Your goal -> Give the number of lines in this listing that contain "Terminal", with no other words.

Data listing
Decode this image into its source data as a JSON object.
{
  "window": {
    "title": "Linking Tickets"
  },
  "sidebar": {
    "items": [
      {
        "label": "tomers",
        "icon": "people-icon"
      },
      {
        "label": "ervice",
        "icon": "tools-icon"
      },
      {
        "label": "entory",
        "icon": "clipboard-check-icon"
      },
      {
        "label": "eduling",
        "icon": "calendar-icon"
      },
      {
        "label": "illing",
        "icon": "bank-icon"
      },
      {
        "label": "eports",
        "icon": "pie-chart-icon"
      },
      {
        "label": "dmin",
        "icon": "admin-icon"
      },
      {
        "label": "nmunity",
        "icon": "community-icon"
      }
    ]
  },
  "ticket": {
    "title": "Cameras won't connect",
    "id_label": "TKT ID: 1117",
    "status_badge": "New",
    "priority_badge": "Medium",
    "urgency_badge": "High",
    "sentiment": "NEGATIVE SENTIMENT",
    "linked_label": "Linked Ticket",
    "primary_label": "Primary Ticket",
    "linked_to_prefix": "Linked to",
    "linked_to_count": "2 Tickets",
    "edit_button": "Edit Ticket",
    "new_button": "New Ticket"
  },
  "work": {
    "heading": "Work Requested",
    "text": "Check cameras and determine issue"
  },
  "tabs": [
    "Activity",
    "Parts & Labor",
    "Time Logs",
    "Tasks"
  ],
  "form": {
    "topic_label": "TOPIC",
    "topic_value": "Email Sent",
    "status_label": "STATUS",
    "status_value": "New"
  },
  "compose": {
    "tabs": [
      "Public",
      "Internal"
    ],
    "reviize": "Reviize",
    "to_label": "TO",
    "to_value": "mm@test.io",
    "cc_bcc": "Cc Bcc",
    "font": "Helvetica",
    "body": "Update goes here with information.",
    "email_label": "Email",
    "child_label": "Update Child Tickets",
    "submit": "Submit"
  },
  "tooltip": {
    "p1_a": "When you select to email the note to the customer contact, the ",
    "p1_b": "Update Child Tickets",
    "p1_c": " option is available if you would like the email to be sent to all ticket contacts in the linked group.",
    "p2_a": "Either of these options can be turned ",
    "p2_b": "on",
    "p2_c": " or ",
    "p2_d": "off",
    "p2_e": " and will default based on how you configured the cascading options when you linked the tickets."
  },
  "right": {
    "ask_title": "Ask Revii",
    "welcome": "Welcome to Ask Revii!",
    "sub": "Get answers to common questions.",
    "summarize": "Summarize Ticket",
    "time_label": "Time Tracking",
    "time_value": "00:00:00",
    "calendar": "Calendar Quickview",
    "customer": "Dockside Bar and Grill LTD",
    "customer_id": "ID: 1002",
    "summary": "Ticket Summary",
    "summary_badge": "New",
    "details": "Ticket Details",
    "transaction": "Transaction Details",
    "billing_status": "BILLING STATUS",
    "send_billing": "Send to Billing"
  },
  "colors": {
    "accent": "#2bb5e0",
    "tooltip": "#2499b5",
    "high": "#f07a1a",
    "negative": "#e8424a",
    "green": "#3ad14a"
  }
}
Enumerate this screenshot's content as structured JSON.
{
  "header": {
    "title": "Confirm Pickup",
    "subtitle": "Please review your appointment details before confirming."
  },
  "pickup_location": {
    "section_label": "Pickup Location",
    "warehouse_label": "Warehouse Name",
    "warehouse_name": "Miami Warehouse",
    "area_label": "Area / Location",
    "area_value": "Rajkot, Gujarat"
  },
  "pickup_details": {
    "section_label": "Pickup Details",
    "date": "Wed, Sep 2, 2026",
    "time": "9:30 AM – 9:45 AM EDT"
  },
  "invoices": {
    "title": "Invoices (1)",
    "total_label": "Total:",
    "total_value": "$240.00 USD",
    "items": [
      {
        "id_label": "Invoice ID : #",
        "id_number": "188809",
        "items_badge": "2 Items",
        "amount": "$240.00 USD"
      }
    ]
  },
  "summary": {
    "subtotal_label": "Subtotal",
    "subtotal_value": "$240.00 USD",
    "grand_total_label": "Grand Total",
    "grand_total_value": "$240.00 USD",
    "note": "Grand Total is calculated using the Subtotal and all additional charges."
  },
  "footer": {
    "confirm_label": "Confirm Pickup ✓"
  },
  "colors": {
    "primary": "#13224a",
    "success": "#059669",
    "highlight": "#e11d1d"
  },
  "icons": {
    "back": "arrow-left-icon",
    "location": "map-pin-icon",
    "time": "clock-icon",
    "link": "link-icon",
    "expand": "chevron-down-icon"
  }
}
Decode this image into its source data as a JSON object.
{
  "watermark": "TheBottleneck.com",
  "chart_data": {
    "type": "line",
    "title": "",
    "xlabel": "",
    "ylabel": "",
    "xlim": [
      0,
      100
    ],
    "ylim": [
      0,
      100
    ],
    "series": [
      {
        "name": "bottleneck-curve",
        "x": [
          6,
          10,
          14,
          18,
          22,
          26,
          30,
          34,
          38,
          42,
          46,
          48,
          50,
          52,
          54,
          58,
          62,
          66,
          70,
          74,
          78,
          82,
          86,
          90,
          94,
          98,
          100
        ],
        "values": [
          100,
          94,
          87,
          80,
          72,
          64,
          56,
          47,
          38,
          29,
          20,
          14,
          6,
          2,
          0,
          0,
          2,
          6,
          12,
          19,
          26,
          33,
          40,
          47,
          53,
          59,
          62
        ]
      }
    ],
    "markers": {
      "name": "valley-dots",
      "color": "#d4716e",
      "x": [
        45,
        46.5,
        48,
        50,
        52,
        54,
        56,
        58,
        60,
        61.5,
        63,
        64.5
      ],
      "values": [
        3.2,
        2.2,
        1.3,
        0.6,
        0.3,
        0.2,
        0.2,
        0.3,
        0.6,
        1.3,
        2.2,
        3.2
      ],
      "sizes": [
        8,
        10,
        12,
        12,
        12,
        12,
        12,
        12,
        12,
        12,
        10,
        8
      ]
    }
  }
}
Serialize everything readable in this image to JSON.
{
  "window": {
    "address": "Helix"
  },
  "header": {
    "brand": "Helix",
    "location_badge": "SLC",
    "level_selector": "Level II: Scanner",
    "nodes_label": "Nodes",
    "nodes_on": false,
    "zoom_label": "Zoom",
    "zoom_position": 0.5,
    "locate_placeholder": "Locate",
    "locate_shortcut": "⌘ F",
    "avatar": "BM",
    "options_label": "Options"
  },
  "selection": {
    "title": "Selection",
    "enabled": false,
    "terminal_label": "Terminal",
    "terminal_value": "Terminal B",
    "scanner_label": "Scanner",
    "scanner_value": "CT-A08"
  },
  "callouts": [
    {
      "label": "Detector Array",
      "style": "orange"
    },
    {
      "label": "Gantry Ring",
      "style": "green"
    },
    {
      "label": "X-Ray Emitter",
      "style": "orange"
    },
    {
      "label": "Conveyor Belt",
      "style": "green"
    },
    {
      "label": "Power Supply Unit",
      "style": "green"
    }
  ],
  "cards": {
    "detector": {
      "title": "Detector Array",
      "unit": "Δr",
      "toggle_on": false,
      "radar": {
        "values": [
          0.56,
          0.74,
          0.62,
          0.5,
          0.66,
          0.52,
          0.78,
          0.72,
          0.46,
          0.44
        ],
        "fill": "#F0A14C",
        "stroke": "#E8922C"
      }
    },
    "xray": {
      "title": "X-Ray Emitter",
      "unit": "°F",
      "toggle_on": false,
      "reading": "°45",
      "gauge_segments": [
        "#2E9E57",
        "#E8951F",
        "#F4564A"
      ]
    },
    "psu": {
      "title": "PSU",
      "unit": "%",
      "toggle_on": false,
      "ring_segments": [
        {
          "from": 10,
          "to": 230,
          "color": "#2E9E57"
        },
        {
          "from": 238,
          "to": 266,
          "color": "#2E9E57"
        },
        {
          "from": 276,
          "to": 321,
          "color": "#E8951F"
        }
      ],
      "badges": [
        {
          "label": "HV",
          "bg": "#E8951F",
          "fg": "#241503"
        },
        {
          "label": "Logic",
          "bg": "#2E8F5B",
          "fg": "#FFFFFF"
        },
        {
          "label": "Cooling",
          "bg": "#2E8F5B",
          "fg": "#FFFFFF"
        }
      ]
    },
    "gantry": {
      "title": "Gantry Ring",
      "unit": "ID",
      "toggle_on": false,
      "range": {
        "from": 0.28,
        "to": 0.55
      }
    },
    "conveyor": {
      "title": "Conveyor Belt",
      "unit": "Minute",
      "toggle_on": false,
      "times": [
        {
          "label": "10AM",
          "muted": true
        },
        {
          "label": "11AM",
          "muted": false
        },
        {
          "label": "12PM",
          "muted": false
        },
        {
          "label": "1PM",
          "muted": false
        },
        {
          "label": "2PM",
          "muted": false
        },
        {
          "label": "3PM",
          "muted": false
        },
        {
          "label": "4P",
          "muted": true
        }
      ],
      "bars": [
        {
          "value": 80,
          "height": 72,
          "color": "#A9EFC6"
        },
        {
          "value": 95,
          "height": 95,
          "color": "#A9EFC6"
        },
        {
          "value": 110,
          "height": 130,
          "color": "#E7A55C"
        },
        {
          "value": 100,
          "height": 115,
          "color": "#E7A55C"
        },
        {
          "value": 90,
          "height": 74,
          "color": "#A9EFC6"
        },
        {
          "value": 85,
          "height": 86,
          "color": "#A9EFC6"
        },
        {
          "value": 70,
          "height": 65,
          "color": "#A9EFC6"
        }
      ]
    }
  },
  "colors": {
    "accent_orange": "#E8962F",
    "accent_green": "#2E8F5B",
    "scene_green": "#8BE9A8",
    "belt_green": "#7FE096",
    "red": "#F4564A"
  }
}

Expected answer -> 2